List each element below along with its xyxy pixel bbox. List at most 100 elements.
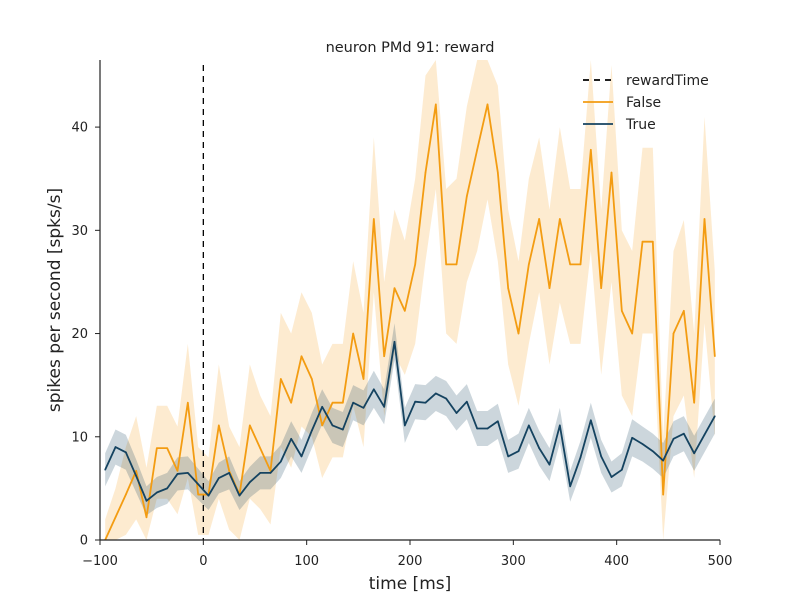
point-true bbox=[455, 412, 458, 414]
point-true bbox=[311, 429, 313, 432]
point-true bbox=[362, 407, 365, 409]
point-true bbox=[145, 499, 148, 502]
band-false bbox=[105, 60, 715, 540]
point-false bbox=[156, 447, 158, 449]
point-true bbox=[435, 392, 437, 395]
series-lines bbox=[104, 103, 716, 540]
y-ticks: 0 10 20 30 40 bbox=[71, 121, 100, 549]
point-true bbox=[218, 477, 220, 479]
point-false bbox=[569, 263, 571, 266]
point-true bbox=[331, 424, 334, 427]
point-false bbox=[114, 516, 117, 519]
point-false bbox=[404, 310, 406, 312]
point-false bbox=[672, 332, 675, 335]
x-axis-label: time [ms] bbox=[369, 574, 452, 594]
point-false bbox=[414, 263, 416, 266]
legend-label: False bbox=[626, 95, 661, 111]
x-tick-label: 0 bbox=[199, 554, 207, 569]
point-true bbox=[693, 452, 695, 455]
point-true bbox=[517, 450, 520, 453]
point-false bbox=[135, 470, 137, 472]
point-false bbox=[228, 470, 230, 472]
point-true bbox=[610, 476, 613, 478]
line-true bbox=[104, 340, 716, 502]
point-false bbox=[145, 516, 148, 519]
point-true bbox=[352, 401, 354, 404]
point-false bbox=[662, 493, 664, 496]
point-false bbox=[641, 240, 644, 243]
point-true bbox=[321, 406, 323, 408]
x-tick-label: 100 bbox=[294, 554, 319, 569]
point-false bbox=[683, 310, 685, 312]
point-true bbox=[486, 427, 489, 430]
y-tick-label: 30 bbox=[71, 224, 88, 239]
point-false bbox=[249, 424, 251, 427]
point-true bbox=[714, 415, 716, 417]
point-false bbox=[476, 149, 478, 151]
point-false bbox=[352, 332, 354, 335]
point-true bbox=[652, 450, 654, 453]
point-true bbox=[631, 437, 633, 439]
point-false bbox=[300, 355, 303, 358]
y-axis-label: spikes per second [spks/s] bbox=[45, 188, 65, 412]
point-false bbox=[311, 378, 313, 380]
point-true bbox=[569, 485, 571, 488]
point-true bbox=[125, 451, 127, 454]
point-false bbox=[714, 355, 716, 358]
point-false bbox=[693, 401, 695, 404]
point-true bbox=[703, 433, 706, 436]
point-true bbox=[579, 456, 582, 459]
point-false bbox=[259, 447, 261, 449]
legend-label: True bbox=[625, 117, 656, 133]
point-false bbox=[528, 263, 530, 266]
point-true bbox=[590, 419, 592, 422]
point-true bbox=[538, 447, 540, 449]
x-tick-label: 500 bbox=[708, 554, 733, 569]
point-true bbox=[414, 400, 416, 403]
point-true bbox=[466, 400, 468, 403]
point-false bbox=[631, 332, 633, 335]
x-tick-label: 400 bbox=[604, 554, 629, 569]
point-true bbox=[424, 401, 427, 404]
point-true bbox=[445, 397, 447, 400]
point-false bbox=[652, 240, 654, 243]
point-true bbox=[156, 491, 158, 494]
point-false bbox=[610, 171, 613, 174]
point-false bbox=[455, 263, 458, 266]
point-false bbox=[600, 287, 602, 289]
point-true bbox=[197, 483, 199, 486]
point-false bbox=[290, 401, 292, 404]
y-tick-label: 20 bbox=[71, 327, 88, 342]
point-true bbox=[104, 469, 106, 471]
point-false bbox=[373, 218, 375, 220]
point-false bbox=[486, 103, 489, 106]
point-false bbox=[579, 263, 582, 266]
point-false bbox=[538, 218, 540, 220]
point-false bbox=[466, 195, 468, 198]
point-false bbox=[703, 218, 706, 220]
x-ticks: −100 0 100 200 300 400 500 bbox=[82, 540, 732, 569]
point-true bbox=[166, 487, 168, 490]
y-tick-label: 40 bbox=[71, 121, 88, 136]
point-true bbox=[259, 472, 261, 474]
point-false bbox=[559, 218, 561, 220]
point-true bbox=[528, 424, 530, 427]
point-false bbox=[342, 401, 344, 404]
point-true bbox=[548, 463, 551, 466]
point-false bbox=[197, 493, 199, 496]
point-true bbox=[228, 472, 230, 474]
point-true bbox=[300, 455, 303, 458]
point-false bbox=[393, 287, 396, 289]
point-true bbox=[600, 455, 602, 458]
point-false bbox=[362, 378, 365, 380]
point-false bbox=[125, 493, 127, 496]
point-true bbox=[662, 459, 664, 462]
point-false bbox=[621, 310, 623, 312]
point-true bbox=[135, 475, 137, 477]
point-false bbox=[321, 424, 323, 427]
point-true bbox=[476, 427, 478, 430]
point-true bbox=[342, 428, 344, 431]
point-false bbox=[497, 171, 499, 174]
point-true bbox=[383, 406, 385, 408]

※

(Short problem):
Print all of the lines above verbatim, leaving out the picture.

(Task output):
List each element below along with its xyxy pixel bbox. List at most 100 elements.
point-true bbox=[455, 412, 458, 414]
point-true bbox=[311, 429, 313, 432]
point-true bbox=[362, 407, 365, 409]
point-true bbox=[145, 499, 148, 502]
band-false bbox=[105, 60, 715, 540]
point-false bbox=[156, 447, 158, 449]
point-true bbox=[435, 392, 437, 395]
series-lines bbox=[104, 103, 716, 540]
y-ticks: 0 10 20 30 40 bbox=[71, 121, 100, 549]
point-true bbox=[218, 477, 220, 479]
point-false bbox=[569, 263, 571, 266]
point-true bbox=[331, 424, 334, 427]
point-false bbox=[114, 516, 117, 519]
point-false bbox=[404, 310, 406, 312]
point-false bbox=[672, 332, 675, 335]
x-axis-label: time [ms] bbox=[369, 574, 452, 594]
point-false bbox=[414, 263, 416, 266]
legend-label: False bbox=[626, 95, 661, 111]
x-tick-label: 0 bbox=[199, 554, 207, 569]
point-true bbox=[693, 452, 695, 455]
point-true bbox=[517, 450, 520, 453]
point-false bbox=[135, 470, 137, 472]
point-false bbox=[228, 470, 230, 472]
point-true bbox=[610, 476, 613, 478]
line-true bbox=[104, 340, 716, 502]
point-false bbox=[145, 516, 148, 519]
point-true bbox=[352, 401, 354, 404]
point-false bbox=[662, 493, 664, 496]
point-false bbox=[641, 240, 644, 243]
point-true bbox=[321, 406, 323, 408]
x-tick-label: 100 bbox=[294, 554, 319, 569]
point-false bbox=[683, 310, 685, 312]
point-true bbox=[486, 427, 489, 430]
y-tick-label: 30 bbox=[71, 224, 88, 239]
point-false bbox=[249, 424, 251, 427]
point-true bbox=[714, 415, 716, 417]
point-false bbox=[476, 149, 478, 151]
point-false bbox=[352, 332, 354, 335]
point-true bbox=[652, 450, 654, 453]
point-true bbox=[631, 437, 633, 439]
point-false bbox=[300, 355, 303, 358]
y-axis-label: spikes per second [spks/s] bbox=[45, 188, 65, 412]
point-false bbox=[311, 378, 313, 380]
point-true bbox=[569, 485, 571, 488]
point-true bbox=[125, 451, 127, 454]
point-false bbox=[714, 355, 716, 358]
point-false bbox=[693, 401, 695, 404]
point-true bbox=[703, 433, 706, 436]
point-true bbox=[579, 456, 582, 459]
point-false bbox=[259, 447, 261, 449]
legend-label: True bbox=[625, 117, 656, 133]
point-false bbox=[528, 263, 530, 266]
point-true bbox=[590, 419, 592, 422]
point-true bbox=[538, 447, 540, 449]
x-tick-label: 500 bbox=[708, 554, 733, 569]
point-true bbox=[414, 400, 416, 403]
point-true bbox=[466, 400, 468, 403]
point-false bbox=[631, 332, 633, 335]
x-tick-label: 400 bbox=[604, 554, 629, 569]
point-true bbox=[424, 401, 427, 404]
point-true bbox=[445, 397, 447, 400]
point-false bbox=[652, 240, 654, 243]
point-true bbox=[156, 491, 158, 494]
point-false bbox=[610, 171, 613, 174]
point-false bbox=[455, 263, 458, 266]
point-false bbox=[600, 287, 602, 289]
point-true bbox=[197, 483, 199, 486]
point-false bbox=[290, 401, 292, 404]
y-tick-label: 20 bbox=[71, 327, 88, 342]
point-true bbox=[104, 469, 106, 471]
point-false bbox=[373, 218, 375, 220]
point-false bbox=[486, 103, 489, 106]
point-false bbox=[579, 263, 582, 266]
point-false bbox=[538, 218, 540, 220]
point-false bbox=[466, 195, 468, 198]
point-false bbox=[703, 218, 706, 220]
x-ticks: −100 0 100 200 300 400 500 bbox=[82, 540, 732, 569]
point-true bbox=[166, 487, 168, 490]
y-tick-label: 40 bbox=[71, 121, 88, 136]
point-true bbox=[259, 472, 261, 474]
point-false bbox=[559, 218, 561, 220]
point-true bbox=[528, 424, 530, 427]
point-false bbox=[342, 401, 344, 404]
point-true bbox=[548, 463, 551, 466]
point-false bbox=[197, 493, 199, 496]
point-true bbox=[228, 472, 230, 474]
point-true bbox=[300, 455, 303, 458]
point-false bbox=[393, 287, 396, 289]
point-true bbox=[600, 455, 602, 458]
point-false bbox=[362, 378, 365, 380]
point-false bbox=[125, 493, 127, 496]
point-true bbox=[662, 459, 664, 462]
point-false bbox=[621, 310, 623, 312]
point-true bbox=[135, 475, 137, 477]
point-false bbox=[321, 424, 323, 427]
point-true bbox=[476, 427, 478, 430]
point-true bbox=[342, 428, 344, 431]
point-false bbox=[497, 171, 499, 174]
point-true bbox=[383, 406, 385, 408]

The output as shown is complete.